**TASK DIRECTIONS**
Look through the lines below and state how many hold the word "汽车驾驶等". Write only the number.
----------
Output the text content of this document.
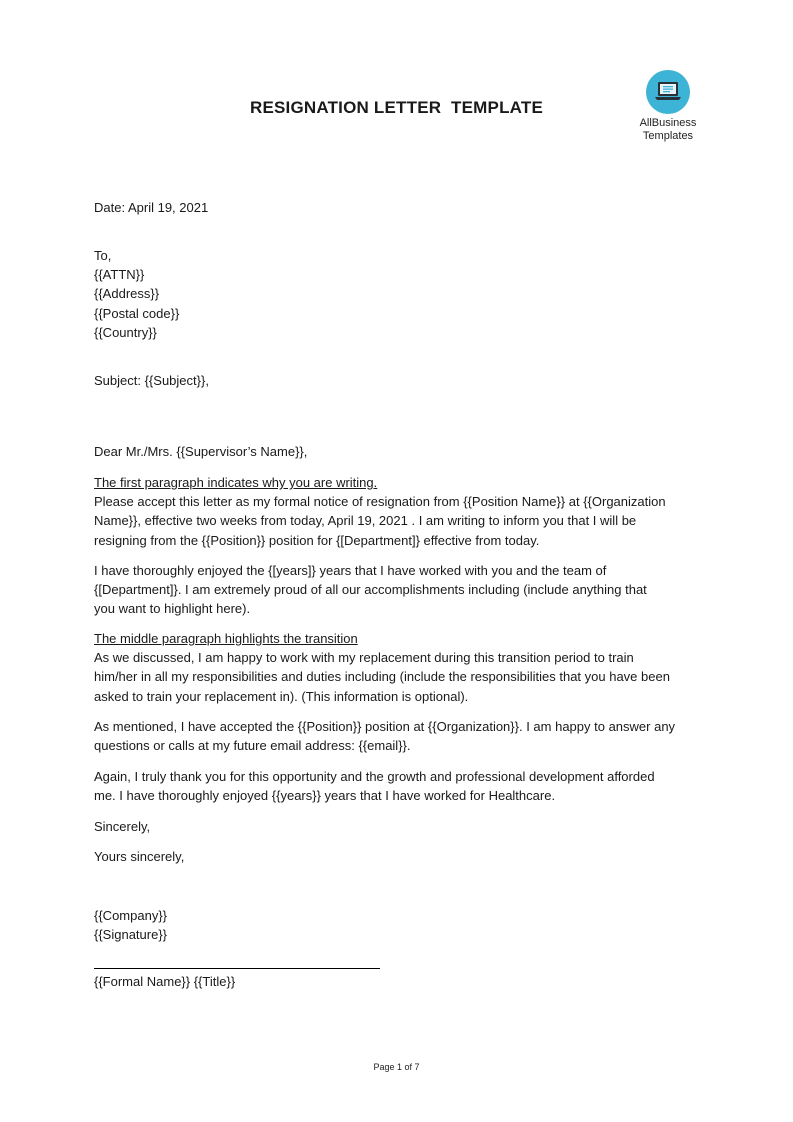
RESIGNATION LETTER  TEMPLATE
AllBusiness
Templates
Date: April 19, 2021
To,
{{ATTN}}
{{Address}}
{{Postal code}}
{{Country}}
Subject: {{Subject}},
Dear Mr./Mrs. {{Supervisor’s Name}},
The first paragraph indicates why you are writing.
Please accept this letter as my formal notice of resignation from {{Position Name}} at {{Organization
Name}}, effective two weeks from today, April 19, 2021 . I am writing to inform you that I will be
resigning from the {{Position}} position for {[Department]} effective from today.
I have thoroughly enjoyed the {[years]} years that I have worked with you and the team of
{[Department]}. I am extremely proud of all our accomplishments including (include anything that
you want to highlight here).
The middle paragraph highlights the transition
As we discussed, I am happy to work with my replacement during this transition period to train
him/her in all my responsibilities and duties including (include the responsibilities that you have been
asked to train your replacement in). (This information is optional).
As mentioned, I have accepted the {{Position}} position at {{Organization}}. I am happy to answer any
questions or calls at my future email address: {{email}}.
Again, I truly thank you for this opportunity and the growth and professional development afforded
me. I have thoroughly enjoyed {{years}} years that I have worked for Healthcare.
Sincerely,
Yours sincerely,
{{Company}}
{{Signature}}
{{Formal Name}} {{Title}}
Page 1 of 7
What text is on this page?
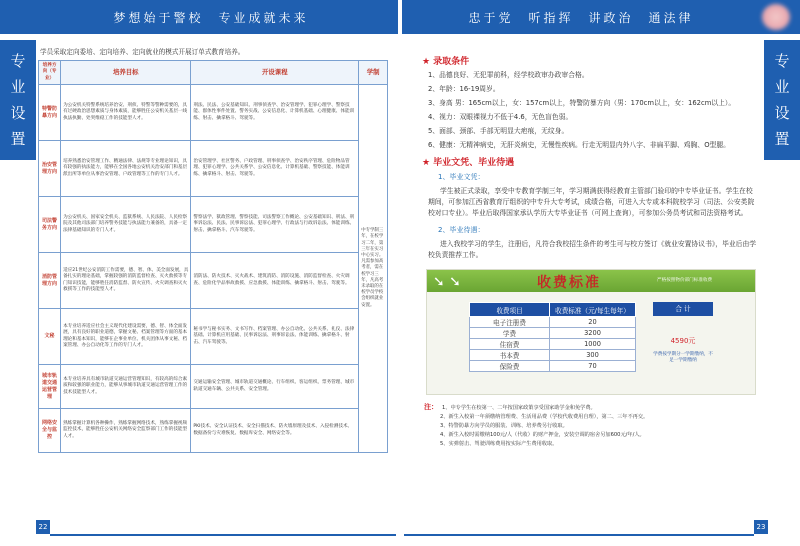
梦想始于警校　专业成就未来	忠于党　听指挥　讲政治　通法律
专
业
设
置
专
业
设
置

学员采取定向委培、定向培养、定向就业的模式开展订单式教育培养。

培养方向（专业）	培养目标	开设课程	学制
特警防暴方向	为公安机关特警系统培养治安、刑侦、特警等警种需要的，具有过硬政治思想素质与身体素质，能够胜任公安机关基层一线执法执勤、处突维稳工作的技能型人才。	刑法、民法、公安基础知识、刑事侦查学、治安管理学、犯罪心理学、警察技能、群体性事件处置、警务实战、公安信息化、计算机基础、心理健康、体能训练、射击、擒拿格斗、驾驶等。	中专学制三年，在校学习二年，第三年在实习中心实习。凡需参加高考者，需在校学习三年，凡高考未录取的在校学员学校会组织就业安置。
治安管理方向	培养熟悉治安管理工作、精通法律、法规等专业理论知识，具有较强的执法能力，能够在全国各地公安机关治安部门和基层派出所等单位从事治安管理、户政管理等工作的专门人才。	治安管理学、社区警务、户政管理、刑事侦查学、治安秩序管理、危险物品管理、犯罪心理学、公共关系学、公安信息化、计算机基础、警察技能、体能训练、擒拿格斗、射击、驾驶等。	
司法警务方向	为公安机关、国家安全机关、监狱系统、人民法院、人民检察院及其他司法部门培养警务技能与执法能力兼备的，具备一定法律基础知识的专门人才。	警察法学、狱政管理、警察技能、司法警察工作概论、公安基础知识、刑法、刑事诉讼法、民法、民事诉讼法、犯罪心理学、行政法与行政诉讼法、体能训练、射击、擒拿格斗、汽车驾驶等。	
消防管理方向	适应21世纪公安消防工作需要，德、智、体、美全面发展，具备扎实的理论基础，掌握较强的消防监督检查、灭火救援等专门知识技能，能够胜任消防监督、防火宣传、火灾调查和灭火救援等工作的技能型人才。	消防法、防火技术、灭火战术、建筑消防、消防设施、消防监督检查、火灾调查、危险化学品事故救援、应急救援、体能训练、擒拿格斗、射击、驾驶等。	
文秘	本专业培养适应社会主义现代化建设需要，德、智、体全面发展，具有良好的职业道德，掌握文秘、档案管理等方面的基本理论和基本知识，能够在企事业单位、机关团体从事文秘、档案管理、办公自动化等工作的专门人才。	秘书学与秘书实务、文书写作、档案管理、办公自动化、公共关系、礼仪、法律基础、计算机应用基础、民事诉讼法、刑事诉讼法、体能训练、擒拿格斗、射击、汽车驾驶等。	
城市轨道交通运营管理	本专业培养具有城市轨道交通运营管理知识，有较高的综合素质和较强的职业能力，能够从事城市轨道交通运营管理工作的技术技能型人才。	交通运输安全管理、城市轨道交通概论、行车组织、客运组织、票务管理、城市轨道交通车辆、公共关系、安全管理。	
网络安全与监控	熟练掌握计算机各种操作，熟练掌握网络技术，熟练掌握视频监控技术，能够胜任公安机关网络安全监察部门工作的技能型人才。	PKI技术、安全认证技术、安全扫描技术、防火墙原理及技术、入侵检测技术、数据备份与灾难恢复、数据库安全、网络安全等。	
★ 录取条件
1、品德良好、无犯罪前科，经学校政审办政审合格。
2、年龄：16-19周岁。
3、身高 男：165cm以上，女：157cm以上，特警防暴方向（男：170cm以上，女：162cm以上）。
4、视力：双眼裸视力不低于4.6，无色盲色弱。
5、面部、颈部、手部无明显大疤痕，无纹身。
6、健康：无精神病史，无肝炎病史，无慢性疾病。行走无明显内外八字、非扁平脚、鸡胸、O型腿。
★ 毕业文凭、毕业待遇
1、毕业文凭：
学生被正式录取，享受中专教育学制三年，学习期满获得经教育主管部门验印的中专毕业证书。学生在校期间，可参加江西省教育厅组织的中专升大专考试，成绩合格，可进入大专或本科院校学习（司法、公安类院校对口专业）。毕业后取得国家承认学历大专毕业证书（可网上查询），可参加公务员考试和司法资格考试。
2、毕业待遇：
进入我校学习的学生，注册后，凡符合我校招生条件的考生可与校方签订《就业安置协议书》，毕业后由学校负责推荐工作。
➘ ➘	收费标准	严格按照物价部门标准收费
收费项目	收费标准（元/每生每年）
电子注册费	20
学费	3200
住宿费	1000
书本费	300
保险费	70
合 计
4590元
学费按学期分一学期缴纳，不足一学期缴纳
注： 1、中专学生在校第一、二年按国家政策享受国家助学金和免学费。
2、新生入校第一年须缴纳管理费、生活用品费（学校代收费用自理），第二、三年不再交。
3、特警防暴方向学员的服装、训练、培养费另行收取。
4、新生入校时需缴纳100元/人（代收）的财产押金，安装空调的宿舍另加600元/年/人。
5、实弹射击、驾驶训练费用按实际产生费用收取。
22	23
----------
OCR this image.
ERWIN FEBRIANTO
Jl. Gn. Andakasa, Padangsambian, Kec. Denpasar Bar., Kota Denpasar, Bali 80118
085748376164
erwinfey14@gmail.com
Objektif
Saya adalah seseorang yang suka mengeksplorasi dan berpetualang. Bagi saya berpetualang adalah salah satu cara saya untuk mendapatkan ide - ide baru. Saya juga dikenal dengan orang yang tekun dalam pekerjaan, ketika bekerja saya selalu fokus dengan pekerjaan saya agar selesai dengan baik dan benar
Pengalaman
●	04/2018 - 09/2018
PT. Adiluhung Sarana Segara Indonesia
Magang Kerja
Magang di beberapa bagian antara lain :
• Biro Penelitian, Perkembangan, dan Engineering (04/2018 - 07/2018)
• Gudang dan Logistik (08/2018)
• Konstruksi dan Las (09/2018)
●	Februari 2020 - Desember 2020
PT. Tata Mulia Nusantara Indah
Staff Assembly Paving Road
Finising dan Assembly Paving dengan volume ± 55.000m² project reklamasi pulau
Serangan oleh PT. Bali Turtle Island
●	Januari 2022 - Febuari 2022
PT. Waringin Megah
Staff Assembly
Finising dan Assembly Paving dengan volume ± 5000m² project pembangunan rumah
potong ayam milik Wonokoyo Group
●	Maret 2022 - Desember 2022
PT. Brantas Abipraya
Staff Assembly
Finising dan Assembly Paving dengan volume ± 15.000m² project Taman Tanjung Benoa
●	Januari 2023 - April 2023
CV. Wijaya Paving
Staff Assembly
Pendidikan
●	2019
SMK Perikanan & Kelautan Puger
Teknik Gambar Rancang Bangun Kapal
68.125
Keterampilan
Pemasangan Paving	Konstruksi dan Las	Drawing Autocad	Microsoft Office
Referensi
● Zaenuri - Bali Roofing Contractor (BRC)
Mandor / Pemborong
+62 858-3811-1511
----------
**EXERCISE RESULT**
2